╭─ Data shown

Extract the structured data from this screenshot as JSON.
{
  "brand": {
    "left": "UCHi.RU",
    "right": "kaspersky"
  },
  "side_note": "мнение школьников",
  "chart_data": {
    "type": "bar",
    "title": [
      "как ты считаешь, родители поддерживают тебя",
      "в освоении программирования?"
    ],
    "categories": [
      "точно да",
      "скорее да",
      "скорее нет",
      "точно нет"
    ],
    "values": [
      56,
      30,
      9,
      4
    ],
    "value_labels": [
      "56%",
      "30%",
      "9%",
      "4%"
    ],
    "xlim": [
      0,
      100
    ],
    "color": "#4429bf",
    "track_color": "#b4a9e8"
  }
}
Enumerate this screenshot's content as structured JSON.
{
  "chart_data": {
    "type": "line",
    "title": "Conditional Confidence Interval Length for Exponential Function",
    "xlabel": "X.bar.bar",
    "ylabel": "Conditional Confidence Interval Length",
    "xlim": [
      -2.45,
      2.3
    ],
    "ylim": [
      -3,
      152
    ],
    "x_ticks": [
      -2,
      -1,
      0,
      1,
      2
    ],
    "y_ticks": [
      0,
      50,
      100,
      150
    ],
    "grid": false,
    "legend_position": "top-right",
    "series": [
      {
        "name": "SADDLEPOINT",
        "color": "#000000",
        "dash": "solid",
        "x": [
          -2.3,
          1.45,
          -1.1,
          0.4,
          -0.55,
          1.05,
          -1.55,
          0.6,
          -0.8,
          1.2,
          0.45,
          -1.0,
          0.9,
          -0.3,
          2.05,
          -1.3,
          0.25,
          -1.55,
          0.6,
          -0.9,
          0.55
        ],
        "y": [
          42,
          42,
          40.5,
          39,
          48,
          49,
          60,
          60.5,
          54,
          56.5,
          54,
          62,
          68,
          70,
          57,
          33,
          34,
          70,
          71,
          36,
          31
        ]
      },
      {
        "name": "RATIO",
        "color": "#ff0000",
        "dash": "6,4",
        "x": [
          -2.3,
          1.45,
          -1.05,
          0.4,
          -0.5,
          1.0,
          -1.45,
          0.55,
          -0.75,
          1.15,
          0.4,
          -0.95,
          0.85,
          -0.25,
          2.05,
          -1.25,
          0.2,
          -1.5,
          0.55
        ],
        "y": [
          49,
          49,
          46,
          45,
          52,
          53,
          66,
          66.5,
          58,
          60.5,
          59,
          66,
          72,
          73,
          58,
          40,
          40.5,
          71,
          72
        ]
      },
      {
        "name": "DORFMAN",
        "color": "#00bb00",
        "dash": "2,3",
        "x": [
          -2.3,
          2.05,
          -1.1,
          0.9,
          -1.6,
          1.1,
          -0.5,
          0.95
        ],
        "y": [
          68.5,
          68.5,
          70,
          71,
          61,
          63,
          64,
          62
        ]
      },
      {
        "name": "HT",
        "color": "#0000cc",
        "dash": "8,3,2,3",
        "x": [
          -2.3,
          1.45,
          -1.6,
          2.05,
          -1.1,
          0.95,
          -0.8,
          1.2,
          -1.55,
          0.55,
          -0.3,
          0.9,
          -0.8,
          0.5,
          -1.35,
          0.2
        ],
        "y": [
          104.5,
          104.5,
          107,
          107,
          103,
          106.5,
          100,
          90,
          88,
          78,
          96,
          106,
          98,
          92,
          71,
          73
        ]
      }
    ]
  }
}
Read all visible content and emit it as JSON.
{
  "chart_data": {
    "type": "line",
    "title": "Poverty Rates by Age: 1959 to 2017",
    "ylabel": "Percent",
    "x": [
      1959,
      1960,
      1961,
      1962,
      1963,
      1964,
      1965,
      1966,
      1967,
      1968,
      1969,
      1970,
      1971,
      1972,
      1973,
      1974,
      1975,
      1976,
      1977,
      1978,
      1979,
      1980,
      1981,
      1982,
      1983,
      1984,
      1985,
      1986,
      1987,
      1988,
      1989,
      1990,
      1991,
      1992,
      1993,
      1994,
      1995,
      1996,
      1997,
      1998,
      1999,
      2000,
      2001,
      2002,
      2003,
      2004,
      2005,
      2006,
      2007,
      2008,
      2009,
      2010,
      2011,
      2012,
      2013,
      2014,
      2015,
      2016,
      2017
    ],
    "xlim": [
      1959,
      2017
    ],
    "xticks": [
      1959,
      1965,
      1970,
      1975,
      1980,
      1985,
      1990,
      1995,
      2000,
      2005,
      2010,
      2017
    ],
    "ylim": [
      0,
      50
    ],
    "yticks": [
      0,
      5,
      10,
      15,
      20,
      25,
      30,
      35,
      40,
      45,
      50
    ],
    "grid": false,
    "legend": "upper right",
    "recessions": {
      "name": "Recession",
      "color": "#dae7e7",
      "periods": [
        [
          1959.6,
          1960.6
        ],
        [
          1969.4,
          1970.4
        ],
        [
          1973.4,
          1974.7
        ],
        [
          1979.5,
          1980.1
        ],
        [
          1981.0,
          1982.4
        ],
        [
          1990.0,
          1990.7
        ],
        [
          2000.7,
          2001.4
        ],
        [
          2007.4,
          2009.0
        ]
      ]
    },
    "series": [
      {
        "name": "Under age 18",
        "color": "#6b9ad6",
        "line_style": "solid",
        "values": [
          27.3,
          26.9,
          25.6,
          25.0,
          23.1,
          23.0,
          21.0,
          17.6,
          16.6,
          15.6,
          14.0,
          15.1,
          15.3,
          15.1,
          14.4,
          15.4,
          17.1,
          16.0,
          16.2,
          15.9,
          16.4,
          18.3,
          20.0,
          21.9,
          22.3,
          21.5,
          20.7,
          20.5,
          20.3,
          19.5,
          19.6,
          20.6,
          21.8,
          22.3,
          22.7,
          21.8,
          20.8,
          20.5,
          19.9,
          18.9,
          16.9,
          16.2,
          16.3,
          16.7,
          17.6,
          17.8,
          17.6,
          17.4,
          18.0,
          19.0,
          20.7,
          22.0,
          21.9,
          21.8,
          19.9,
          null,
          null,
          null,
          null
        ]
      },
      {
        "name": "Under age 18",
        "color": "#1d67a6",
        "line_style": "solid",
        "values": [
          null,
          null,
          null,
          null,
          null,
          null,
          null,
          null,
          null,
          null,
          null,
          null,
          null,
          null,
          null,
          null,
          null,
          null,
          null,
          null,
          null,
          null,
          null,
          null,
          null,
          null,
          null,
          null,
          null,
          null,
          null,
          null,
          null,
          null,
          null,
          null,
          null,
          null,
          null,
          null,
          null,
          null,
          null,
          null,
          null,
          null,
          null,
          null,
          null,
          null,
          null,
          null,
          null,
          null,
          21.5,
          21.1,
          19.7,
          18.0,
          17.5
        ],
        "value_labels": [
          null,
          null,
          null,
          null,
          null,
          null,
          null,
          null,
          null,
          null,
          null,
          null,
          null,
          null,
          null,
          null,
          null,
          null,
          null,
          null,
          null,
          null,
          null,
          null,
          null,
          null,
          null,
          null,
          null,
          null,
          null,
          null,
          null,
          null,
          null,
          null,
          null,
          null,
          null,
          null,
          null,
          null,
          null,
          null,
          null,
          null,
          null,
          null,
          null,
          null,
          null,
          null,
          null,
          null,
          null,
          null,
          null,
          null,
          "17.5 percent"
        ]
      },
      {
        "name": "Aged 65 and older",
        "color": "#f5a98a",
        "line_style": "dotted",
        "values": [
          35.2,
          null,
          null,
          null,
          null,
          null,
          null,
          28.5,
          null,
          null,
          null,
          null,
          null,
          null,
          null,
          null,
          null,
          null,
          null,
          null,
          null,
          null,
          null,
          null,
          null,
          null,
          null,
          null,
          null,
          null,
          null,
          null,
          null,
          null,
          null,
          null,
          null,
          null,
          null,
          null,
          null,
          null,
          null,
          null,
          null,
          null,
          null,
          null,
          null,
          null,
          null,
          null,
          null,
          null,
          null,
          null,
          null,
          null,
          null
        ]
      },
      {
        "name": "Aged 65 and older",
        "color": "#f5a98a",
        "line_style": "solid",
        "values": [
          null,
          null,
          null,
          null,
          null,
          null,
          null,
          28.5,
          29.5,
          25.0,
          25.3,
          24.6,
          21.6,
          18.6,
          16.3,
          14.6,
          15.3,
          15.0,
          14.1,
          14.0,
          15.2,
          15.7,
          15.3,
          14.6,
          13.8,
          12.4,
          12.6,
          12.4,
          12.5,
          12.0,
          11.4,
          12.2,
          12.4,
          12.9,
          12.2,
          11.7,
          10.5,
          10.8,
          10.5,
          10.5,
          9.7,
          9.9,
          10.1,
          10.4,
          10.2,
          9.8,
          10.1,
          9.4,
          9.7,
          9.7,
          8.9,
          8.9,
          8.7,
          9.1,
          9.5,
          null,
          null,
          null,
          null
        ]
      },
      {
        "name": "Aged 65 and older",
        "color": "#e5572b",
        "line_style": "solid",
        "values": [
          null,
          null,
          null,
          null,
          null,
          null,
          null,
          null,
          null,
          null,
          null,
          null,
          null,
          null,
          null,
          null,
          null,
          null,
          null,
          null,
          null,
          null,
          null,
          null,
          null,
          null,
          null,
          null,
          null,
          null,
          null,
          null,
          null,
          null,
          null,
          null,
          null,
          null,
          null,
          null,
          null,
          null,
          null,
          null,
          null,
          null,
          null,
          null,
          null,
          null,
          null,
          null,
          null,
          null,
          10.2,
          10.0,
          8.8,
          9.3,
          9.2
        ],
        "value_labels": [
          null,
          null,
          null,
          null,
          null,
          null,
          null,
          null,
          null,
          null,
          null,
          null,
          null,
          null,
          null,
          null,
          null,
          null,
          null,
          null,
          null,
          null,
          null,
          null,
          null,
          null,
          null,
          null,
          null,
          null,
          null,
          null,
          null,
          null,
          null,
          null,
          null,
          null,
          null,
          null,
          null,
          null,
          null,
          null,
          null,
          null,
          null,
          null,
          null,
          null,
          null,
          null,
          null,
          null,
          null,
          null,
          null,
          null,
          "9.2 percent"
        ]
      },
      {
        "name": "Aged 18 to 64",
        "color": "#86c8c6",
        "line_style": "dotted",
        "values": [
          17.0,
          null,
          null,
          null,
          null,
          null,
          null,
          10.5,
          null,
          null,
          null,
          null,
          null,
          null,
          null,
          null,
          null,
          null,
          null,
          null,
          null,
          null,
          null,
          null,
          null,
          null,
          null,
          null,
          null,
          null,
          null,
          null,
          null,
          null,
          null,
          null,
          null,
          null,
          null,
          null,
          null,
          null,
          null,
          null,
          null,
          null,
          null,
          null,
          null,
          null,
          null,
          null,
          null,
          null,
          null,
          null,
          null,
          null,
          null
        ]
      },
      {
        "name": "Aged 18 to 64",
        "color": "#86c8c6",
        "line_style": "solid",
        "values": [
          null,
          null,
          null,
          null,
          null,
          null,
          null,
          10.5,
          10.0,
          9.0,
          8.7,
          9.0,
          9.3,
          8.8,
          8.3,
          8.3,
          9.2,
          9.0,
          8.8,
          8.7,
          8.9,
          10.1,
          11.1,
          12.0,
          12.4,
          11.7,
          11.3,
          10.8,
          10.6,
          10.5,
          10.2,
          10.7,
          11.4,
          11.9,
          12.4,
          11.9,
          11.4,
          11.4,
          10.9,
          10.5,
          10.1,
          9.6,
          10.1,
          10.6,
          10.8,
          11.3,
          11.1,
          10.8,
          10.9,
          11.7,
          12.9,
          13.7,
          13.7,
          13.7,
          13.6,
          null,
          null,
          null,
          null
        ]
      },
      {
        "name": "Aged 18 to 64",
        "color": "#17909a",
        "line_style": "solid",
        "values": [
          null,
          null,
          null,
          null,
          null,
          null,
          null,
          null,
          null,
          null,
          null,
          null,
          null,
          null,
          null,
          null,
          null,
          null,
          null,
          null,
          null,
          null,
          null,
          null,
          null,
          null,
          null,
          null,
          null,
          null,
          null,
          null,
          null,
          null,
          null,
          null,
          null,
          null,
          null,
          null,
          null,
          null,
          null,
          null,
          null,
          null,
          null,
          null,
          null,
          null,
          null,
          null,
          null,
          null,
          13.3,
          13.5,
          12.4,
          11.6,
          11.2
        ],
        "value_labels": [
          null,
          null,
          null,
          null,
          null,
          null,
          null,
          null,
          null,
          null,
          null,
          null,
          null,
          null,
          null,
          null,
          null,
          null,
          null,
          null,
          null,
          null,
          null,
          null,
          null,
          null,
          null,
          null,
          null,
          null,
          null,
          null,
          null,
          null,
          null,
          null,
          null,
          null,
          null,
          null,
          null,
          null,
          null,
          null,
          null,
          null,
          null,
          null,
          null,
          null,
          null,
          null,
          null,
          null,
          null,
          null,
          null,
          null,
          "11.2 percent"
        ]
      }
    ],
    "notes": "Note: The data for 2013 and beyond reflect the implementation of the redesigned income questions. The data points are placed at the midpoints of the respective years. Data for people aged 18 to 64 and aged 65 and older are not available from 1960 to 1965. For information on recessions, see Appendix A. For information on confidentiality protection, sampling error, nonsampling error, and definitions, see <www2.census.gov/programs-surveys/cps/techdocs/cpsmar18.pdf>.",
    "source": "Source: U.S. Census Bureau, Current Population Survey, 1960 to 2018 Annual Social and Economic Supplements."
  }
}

╰─

Go through the data and count each line that has the word "JSON", then give the total alone.

Response to the exercise: 3